→ Given task
Check each line of the records below and collect those holding "доктора".

→ The records
————————

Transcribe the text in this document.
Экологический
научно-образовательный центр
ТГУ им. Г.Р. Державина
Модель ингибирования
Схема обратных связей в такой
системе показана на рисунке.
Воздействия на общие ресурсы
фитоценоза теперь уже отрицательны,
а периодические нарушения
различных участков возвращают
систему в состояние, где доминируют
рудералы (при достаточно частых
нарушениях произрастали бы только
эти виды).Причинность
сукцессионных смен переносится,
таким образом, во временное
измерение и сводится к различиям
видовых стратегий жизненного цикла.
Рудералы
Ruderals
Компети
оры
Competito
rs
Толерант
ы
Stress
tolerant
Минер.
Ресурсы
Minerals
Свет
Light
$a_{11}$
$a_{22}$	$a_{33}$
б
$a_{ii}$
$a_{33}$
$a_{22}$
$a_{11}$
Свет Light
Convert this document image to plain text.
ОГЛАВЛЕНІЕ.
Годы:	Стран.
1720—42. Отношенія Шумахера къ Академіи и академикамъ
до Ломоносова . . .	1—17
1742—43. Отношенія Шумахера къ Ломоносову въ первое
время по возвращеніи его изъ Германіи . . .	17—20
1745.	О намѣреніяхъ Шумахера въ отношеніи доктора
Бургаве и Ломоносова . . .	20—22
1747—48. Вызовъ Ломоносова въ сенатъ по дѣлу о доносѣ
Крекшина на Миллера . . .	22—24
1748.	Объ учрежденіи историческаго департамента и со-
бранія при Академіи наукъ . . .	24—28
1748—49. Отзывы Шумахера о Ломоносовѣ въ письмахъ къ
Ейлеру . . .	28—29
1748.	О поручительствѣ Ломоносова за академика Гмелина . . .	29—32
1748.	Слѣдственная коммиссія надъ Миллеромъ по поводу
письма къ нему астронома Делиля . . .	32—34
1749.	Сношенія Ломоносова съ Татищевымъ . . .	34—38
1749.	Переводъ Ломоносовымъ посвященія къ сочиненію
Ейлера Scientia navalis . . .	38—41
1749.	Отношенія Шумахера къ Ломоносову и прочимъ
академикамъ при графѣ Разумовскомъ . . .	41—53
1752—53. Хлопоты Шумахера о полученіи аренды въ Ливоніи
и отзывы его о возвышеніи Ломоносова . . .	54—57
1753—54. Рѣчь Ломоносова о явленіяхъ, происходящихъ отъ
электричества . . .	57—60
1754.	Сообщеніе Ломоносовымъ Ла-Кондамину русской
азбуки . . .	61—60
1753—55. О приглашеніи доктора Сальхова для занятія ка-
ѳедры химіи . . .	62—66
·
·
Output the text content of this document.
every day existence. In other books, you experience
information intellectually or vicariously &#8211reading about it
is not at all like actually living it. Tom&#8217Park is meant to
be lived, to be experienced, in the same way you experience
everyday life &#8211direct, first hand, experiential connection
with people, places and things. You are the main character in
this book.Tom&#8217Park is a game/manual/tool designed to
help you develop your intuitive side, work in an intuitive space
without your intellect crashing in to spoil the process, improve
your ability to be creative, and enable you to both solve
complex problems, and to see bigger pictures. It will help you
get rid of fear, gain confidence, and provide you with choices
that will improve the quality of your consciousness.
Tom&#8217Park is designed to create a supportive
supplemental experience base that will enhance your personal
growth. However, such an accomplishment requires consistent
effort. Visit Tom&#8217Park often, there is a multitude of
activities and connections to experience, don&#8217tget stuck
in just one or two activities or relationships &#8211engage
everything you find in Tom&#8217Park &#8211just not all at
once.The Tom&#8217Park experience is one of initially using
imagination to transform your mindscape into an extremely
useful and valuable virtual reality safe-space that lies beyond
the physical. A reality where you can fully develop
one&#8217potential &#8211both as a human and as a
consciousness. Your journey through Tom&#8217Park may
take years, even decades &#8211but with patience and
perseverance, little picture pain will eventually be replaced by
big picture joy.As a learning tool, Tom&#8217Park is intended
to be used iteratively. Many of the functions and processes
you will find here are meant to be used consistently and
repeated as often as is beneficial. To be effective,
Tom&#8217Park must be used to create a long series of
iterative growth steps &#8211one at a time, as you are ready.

————————

→ Output for this exercise
1745.	О намѣреніяхъ Шумахера въ отношеніи доктора
1753—55. О приглашеніи доктора Сальхова для занятія ка-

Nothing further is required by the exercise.